Everybody in the USA seems to be obsessing over Charlie Sheen’s Roast – or, to give it its real title, “The Comedy Central Roast of Charlie Sheen”. It’s been the biggest search on Google in the USA since early September. But what on earth is it? When I first saw the term I honestly thought it was some elaborate joke centred around the Sunday “joint” with all its drug references.

What was or is Charlie Sheen’s Roast?

When I actually looked into it, I saw that Charlie Sheen’s Roast was a two hour TV programme (including ads, so probably only around 25 minutes of actual insults), broadcast on the US Comedy Central network in September, that follows a tried and tested formula on American TV. The format began in 1949 with Maurice Chevalier, was famously hosted in the 1970s by Dean Martin and the latest edition was the recently screened Charlie Sheen’s Roast. It’s been attempted on British TV by Channel 4, but didn’t catch on. More about that later…

For those who, like me, haven’t a clue what a “roast” is – other than something British cooks cremate on a Sunday lunchtime – here’s a quick run-down… A “celebrity roast” is an event in which someone in the public eye (the “roastee”) is subjected to a barrage of  mostly scripted comic insults and tributes from a panel of comedians and other well known faces, presided over by a “roastmaster”.

━━━━

> _EXERCISE TASK_
Please list every person the passage above about Charlie Sheen's Roast mentions by name.

> _DATA EXTRACT_

━━━━

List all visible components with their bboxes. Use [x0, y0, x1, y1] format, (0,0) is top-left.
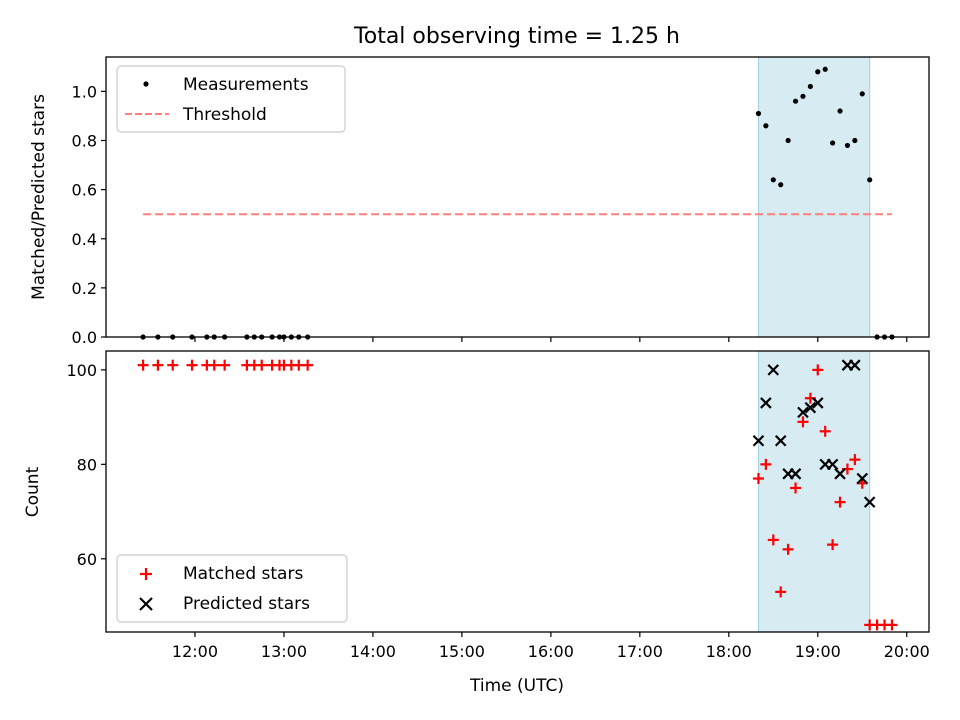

━━━━

> _RESULT OF THE TASK_
Charlie Sheen, Maurice Chevalier, Dean Martin